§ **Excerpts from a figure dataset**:
--- begin ---

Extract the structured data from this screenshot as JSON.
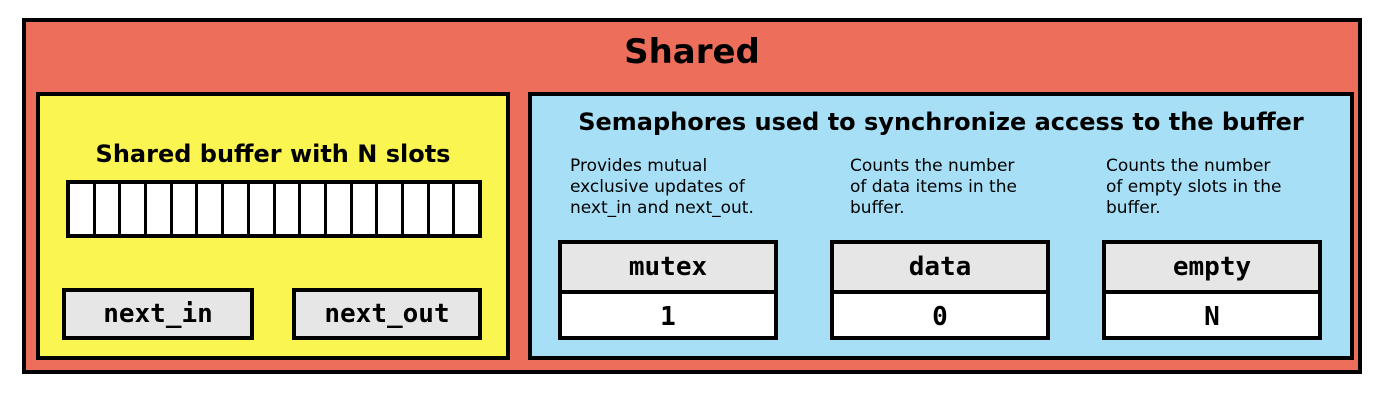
{
  "shared": {
    "title": "Shared"
  },
  "buffer": {
    "title": "Shared buffer with N slots",
    "slot_count": 16,
    "next_in": "next_in",
    "next_out": "next_out"
  },
  "semaphores": {
    "title": "Semaphores used to synchronize access to the buffer",
    "items": [
      {
        "name": "mutex",
        "value": "1",
        "description": "Provides mutual\nexclusive updates of\nnext_in and next_out."
      },
      {
        "name": "data",
        "value": "0",
        "description": "Counts the number\nof data items in the\nbuffer."
      },
      {
        "name": "empty",
        "value": "N",
        "description": "Counts the number\nof empty slots in the\nbuffer."
      }
    ]
  },
  "colors": {
    "shared_bg": "#EE6E5C",
    "buffer_bg": "#FAF550",
    "semaphore_bg": "#A7DFF6",
    "label_bg": "#E6E6E6"
  }
}
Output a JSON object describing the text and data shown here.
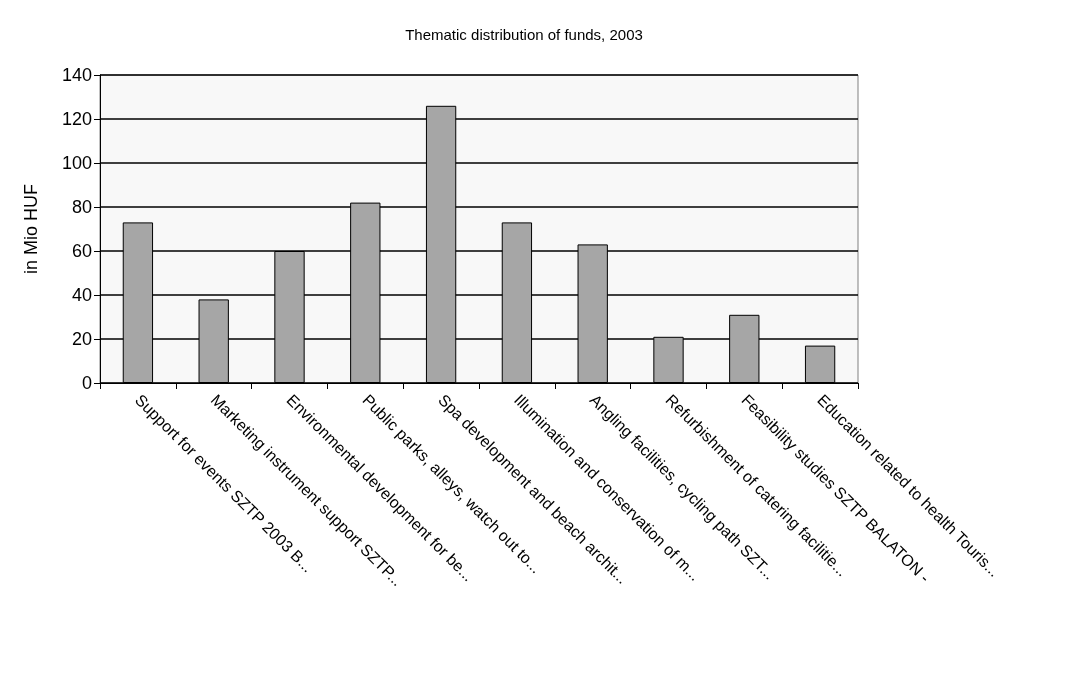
{
  "chart_data": {
    "type": "bar",
    "title": "Thematic distribution of funds, 2003",
    "ylabel": "in Mio HUF",
    "categories": [
      "Support for events SZTP 2003 B...",
      "Marketing instrument support SZTP...",
      "Environmental development for be...",
      "Public parks, alleys, watch out to...",
      "Spa development and beach archit...",
      "Illumination and conservation of m...",
      "Angling facilities, cycling path SZT...",
      "Refurbishment of catering facilitie...",
      "Feasibility studies SZTP BALATON -",
      "Education related to health Touris..."
    ],
    "values": [
      73,
      38,
      60,
      82,
      126,
      73,
      63,
      21,
      31,
      17
    ],
    "color": "#a6a6a6",
    "ylim": [
      0,
      140
    ],
    "yticks": [
      0,
      20,
      40,
      60,
      80,
      100,
      120,
      140
    ],
    "grid": "y"
  }
}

--- end ---

§ **AIM**: Copy the records exactly. Skip the pictures.

§ **SOLUTION TO THIS TASK**:
Extract the structured data from this screenshot as JSON.
{
  "shared": {
    "title": "Shared"
  },
  "buffer": {
    "title": "Shared buffer with N slots",
    "slot_count": 16,
    "next_in": "next_in",
    "next_out": "next_out"
  },
  "semaphores": {
    "title": "Semaphores used to synchronize access to the buffer",
    "items": [
      {
        "name": "mutex",
        "value": "1",
        "description": "Provides mutual\nexclusive updates of\nnext_in and next_out."
      },
      {
        "name": "data",
        "value": "0",
        "description": "Counts the number\nof data items in the\nbuffer."
      },
      {
        "name": "empty",
        "value": "N",
        "description": "Counts the number\nof empty slots in the\nbuffer."
      }
    ]
  },
  "colors": {
    "shared_bg": "#EE6E5C",
    "buffer_bg": "#FAF550",
    "semaphore_bg": "#A7DFF6",
    "label_bg": "#E6E6E6"
  }
}
Output a JSON object describing the text and data shown here.
{
  "chart_data": {
    "type": "bar",
    "title": "Thematic distribution of funds, 2003",
    "ylabel": "in Mio HUF",
    "categories": [
      "Support for events SZTP 2003 B...",
      "Marketing instrument support SZTP...",
      "Environmental development for be...",
      "Public parks, alleys, watch out to...",
      "Spa development and beach archit...",
      "Illumination and conservation of m...",
      "Angling facilities, cycling path SZT...",
      "Refurbishment of catering facilitie...",
      "Feasibility studies SZTP BALATON -",
      "Education related to health Touris..."
    ],
    "values": [
      73,
      38,
      60,
      82,
      126,
      73,
      63,
      21,
      31,
      17
    ],
    "color": "#a6a6a6",
    "ylim": [
      0,
      140
    ],
    "yticks": [
      0,
      20,
      40,
      60,
      80,
      100,
      120,
      140
    ],
    "grid": "y"
  }
}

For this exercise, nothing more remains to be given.